EXERCISE TASK ▸ Below are records; work out how many of their lines contain "crystal" and give only that number.

━━━━━━━━

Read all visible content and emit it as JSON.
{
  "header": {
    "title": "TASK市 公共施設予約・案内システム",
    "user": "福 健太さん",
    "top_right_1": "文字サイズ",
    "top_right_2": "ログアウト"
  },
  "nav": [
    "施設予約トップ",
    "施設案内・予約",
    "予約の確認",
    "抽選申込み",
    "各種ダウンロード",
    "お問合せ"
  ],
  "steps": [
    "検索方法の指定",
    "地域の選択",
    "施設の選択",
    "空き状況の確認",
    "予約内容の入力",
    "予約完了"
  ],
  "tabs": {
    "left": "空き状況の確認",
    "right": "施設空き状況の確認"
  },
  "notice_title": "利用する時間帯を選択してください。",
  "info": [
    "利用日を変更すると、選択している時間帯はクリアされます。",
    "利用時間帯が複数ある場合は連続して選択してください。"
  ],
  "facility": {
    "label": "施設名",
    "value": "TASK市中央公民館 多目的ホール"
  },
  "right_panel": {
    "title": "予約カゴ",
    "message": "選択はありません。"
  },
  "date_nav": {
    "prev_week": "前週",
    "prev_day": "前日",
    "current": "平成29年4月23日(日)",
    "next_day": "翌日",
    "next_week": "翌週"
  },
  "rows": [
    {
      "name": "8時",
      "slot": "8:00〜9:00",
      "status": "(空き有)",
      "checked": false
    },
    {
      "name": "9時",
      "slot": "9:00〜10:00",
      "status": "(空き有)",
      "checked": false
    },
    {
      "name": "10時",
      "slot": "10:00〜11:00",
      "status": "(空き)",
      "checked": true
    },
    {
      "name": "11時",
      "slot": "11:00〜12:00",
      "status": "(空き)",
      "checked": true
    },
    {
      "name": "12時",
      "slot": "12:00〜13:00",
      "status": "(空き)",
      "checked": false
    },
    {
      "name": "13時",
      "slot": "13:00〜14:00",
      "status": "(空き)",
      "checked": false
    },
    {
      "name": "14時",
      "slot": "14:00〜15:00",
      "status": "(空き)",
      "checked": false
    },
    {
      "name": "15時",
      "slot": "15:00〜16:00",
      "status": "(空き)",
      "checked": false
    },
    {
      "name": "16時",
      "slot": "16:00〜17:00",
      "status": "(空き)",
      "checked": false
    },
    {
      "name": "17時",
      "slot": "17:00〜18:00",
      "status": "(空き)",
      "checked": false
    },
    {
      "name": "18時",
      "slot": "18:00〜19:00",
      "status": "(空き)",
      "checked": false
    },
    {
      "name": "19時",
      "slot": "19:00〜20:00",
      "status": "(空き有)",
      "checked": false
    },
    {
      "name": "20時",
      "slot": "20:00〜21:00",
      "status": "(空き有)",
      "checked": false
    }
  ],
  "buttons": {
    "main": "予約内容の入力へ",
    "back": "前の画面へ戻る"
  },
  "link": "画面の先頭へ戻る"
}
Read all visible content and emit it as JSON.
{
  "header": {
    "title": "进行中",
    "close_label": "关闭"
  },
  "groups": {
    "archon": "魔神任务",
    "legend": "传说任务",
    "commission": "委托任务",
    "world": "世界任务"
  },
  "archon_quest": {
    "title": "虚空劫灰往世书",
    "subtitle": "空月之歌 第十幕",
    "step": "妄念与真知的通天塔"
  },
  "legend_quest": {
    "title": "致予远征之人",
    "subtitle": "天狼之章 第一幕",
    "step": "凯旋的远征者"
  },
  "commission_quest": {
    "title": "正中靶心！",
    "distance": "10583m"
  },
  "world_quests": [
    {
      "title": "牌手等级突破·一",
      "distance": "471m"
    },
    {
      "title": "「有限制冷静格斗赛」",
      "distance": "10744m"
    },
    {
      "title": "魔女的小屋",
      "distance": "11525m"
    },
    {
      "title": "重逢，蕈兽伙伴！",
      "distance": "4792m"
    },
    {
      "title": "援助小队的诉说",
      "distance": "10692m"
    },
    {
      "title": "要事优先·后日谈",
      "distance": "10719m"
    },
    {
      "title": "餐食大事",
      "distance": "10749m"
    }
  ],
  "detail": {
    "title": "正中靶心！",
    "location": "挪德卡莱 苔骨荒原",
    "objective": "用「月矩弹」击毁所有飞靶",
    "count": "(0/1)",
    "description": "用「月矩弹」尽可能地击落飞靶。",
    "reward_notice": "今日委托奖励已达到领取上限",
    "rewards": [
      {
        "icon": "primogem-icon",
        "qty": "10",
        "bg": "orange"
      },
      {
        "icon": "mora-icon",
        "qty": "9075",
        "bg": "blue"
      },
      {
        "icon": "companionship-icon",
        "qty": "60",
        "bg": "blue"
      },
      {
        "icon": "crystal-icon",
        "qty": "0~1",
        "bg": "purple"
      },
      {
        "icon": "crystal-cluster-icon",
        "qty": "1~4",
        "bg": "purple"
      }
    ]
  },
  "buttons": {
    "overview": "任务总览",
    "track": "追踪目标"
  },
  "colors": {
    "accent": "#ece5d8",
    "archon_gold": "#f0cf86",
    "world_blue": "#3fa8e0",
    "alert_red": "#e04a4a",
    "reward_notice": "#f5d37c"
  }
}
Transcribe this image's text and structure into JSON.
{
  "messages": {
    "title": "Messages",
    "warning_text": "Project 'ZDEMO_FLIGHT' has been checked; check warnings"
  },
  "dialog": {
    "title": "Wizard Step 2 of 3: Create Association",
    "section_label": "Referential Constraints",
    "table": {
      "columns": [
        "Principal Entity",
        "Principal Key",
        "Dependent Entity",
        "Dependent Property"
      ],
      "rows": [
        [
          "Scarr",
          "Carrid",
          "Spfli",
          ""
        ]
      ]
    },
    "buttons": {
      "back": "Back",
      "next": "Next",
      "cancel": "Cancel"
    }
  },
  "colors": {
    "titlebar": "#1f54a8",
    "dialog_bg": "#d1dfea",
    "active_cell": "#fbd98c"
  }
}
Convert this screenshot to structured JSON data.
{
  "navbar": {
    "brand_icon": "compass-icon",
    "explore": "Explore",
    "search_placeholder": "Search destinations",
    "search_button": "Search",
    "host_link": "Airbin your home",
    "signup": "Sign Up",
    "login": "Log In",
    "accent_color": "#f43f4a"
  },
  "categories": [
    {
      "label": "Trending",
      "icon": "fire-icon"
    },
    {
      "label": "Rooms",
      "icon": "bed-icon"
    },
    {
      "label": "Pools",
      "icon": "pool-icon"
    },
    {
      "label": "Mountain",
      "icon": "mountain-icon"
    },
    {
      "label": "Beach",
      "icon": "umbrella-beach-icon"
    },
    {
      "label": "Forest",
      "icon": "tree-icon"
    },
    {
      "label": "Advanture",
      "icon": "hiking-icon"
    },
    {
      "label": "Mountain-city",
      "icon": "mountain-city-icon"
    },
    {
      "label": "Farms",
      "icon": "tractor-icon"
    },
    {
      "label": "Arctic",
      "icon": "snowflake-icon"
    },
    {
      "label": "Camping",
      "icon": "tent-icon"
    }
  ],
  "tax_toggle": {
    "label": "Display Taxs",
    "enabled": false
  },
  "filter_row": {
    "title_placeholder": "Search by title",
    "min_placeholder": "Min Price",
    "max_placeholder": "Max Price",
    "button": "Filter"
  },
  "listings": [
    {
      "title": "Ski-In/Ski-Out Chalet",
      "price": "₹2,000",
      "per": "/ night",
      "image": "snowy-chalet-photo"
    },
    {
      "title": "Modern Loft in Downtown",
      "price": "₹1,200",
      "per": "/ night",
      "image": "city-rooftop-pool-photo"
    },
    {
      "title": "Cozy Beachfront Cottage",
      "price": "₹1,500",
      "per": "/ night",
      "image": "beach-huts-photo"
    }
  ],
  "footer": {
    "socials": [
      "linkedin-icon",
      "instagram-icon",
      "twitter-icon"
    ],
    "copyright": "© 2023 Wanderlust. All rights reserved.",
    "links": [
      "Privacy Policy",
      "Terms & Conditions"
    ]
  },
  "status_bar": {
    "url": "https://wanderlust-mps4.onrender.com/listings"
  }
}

━━━━━━━━

TASK RESULT ▸ 2